** Begin Supplied records **
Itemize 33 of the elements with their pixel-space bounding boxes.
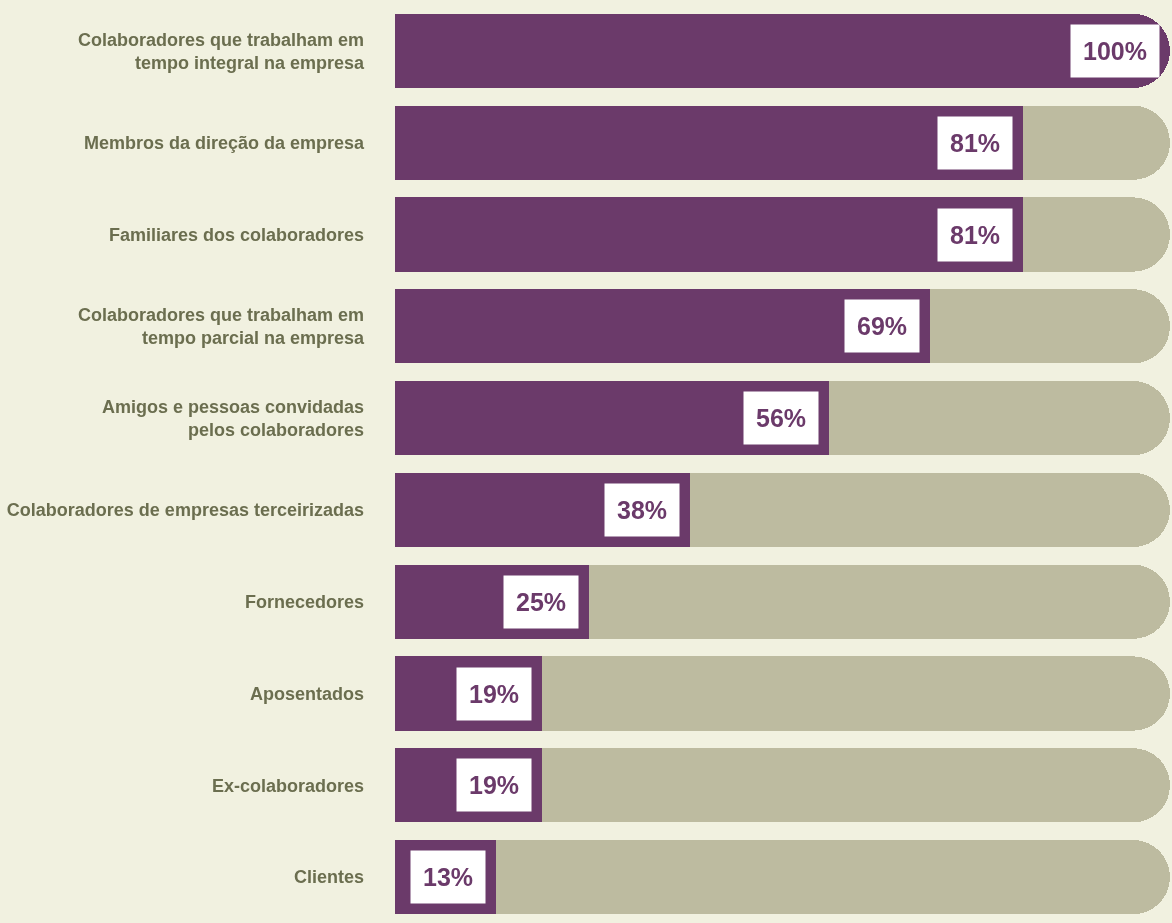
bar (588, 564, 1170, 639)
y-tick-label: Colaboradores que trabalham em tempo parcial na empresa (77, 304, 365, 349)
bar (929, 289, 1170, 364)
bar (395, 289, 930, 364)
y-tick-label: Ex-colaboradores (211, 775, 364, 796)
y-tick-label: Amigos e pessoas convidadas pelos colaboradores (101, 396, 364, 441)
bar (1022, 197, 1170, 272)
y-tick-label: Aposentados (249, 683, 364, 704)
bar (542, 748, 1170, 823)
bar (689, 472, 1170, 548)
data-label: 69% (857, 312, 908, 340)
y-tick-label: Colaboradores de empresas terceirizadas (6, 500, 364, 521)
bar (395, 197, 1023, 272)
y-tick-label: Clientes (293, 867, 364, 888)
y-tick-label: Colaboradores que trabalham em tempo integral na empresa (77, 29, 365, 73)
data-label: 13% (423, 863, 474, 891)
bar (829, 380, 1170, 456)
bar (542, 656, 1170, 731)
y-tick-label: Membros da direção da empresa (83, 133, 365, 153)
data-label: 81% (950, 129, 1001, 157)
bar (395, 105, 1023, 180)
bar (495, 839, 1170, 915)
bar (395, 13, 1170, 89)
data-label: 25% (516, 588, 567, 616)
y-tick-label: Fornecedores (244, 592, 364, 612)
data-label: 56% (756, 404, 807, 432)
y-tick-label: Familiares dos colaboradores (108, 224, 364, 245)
** End Supplied records **
Directions for this task:
Copy out every line of the entries above word for word, but leave the pictures out of your answer.

Result of this exercise:
Itemize 33 of the elements with their pixel-space bounding boxes.
bar (588, 564, 1170, 639)
y-tick-label: Colaboradores que trabalham em tempo parcial na empresa (77, 304, 365, 349)
bar (929, 289, 1170, 364)
bar (395, 289, 930, 364)
y-tick-label: Ex-colaboradores (211, 775, 364, 796)
y-tick-label: Amigos e pessoas convidadas pelos colaboradores (101, 396, 364, 441)
bar (1022, 197, 1170, 272)
y-tick-label: Aposentados (249, 683, 364, 704)
bar (542, 748, 1170, 823)
bar (689, 472, 1170, 548)
data-label: 69% (857, 312, 908, 340)
y-tick-label: Colaboradores de empresas terceirizadas (6, 500, 364, 521)
bar (395, 197, 1023, 272)
y-tick-label: Clientes (293, 867, 364, 888)
y-tick-label: Colaboradores que trabalham em tempo integral na empresa (77, 29, 365, 73)
data-label: 13% (423, 863, 474, 891)
bar (829, 380, 1170, 456)
bar (542, 656, 1170, 731)
y-tick-label: Membros da direção da empresa (83, 133, 365, 153)
data-label: 81% (950, 129, 1001, 157)
bar (395, 105, 1023, 180)
bar (495, 839, 1170, 915)
bar (395, 13, 1170, 89)
data-label: 25% (516, 588, 567, 616)
y-tick-label: Fornecedores (244, 592, 364, 612)
data-label: 56% (756, 404, 807, 432)
y-tick-label: Familiares dos colaboradores (108, 224, 364, 245)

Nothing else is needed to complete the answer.